Job ▸ From the listing below, work out how many lines contain "famiglie". Reply with that number only.

Exercise material ▸
╭──

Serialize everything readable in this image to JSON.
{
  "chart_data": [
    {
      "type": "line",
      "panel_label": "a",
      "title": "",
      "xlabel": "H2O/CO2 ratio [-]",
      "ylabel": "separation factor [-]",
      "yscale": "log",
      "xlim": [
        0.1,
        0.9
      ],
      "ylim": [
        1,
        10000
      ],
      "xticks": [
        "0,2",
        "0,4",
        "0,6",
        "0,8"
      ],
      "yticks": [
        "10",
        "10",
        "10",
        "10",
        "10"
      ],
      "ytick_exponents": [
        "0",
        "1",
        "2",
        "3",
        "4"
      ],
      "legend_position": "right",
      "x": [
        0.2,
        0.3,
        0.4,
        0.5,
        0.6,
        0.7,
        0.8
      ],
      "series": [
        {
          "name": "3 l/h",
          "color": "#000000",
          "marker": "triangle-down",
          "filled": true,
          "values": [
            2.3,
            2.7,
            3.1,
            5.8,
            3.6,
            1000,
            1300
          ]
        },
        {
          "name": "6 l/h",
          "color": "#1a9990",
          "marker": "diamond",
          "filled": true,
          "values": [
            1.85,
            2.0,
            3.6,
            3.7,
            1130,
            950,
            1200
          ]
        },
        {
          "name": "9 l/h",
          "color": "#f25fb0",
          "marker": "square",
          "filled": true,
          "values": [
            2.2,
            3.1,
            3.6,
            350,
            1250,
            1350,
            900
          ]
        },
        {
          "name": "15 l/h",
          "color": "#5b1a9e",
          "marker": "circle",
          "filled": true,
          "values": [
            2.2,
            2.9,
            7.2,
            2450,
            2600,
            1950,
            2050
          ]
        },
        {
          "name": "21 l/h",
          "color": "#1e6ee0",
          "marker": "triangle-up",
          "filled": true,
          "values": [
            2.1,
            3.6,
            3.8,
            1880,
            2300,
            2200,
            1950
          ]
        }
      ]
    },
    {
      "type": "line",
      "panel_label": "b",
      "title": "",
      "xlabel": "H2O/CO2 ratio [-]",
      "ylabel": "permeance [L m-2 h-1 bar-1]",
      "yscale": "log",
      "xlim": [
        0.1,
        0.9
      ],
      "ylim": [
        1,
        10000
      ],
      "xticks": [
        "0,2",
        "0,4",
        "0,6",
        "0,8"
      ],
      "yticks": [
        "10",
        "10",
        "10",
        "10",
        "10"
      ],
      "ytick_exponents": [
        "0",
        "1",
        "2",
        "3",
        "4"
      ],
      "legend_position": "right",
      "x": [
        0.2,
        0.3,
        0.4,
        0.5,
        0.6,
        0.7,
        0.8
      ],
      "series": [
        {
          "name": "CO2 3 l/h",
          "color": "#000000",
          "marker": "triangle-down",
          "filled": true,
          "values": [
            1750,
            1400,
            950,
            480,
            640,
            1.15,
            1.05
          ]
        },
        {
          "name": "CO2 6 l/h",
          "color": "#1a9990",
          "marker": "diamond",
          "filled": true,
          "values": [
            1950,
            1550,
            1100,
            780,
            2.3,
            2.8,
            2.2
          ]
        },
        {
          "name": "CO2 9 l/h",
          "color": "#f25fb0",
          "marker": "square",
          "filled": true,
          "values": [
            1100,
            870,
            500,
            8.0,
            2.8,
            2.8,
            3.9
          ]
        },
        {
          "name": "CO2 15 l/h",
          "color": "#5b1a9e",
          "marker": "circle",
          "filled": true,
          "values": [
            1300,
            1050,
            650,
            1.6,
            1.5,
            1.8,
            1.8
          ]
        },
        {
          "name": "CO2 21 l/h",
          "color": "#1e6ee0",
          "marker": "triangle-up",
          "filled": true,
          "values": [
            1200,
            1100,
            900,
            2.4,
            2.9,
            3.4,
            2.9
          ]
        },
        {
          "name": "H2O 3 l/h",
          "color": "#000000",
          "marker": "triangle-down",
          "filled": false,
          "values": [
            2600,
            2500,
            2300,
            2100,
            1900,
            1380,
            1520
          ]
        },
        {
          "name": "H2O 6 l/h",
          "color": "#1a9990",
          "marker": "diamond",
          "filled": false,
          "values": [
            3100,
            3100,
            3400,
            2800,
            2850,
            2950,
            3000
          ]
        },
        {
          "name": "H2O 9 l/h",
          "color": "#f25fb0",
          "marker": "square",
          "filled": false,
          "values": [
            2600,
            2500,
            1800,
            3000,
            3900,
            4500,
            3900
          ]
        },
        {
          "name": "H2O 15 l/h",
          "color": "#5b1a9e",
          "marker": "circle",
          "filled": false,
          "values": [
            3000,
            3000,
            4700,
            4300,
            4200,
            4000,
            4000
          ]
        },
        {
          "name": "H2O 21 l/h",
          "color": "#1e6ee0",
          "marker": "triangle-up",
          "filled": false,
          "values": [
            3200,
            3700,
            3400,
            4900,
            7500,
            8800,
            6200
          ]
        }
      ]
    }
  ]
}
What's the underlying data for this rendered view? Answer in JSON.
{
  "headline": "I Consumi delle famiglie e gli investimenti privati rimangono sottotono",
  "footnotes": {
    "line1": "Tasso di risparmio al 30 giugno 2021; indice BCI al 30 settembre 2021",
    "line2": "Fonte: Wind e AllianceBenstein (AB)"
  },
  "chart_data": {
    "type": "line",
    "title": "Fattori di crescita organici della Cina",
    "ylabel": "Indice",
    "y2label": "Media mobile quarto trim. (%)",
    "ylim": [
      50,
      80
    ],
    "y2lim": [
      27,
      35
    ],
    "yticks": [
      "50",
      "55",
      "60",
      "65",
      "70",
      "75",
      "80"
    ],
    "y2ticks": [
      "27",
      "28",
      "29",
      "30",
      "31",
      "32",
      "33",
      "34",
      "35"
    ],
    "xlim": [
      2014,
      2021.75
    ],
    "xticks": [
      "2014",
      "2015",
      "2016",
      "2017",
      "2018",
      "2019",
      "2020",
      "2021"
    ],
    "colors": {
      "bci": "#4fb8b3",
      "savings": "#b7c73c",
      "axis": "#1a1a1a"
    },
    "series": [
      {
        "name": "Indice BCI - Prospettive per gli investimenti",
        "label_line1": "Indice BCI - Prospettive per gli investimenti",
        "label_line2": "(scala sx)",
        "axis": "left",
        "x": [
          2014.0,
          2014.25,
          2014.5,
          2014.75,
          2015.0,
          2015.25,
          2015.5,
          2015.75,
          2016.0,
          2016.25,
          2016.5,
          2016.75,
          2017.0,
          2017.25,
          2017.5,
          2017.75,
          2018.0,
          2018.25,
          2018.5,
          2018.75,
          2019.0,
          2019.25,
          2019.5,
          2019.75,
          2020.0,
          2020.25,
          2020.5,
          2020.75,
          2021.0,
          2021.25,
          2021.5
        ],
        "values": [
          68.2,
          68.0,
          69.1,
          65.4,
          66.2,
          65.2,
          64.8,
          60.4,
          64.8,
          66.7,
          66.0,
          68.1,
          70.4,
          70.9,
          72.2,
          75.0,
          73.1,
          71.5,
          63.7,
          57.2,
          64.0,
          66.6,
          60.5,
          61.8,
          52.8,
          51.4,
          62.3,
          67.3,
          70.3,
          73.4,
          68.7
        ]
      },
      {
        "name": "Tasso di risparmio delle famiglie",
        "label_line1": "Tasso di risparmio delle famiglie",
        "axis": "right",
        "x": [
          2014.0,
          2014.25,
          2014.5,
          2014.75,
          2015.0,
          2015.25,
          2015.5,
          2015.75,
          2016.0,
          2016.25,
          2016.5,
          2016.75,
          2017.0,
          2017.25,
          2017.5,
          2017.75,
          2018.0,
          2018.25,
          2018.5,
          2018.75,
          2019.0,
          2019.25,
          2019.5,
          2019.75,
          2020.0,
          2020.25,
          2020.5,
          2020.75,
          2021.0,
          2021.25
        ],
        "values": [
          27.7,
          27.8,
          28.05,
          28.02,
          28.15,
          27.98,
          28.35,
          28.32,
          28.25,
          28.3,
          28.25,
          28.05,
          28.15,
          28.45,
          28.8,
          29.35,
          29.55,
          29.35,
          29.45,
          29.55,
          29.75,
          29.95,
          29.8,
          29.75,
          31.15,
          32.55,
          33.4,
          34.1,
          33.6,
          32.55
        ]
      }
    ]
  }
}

╰──

Task response ▸ 3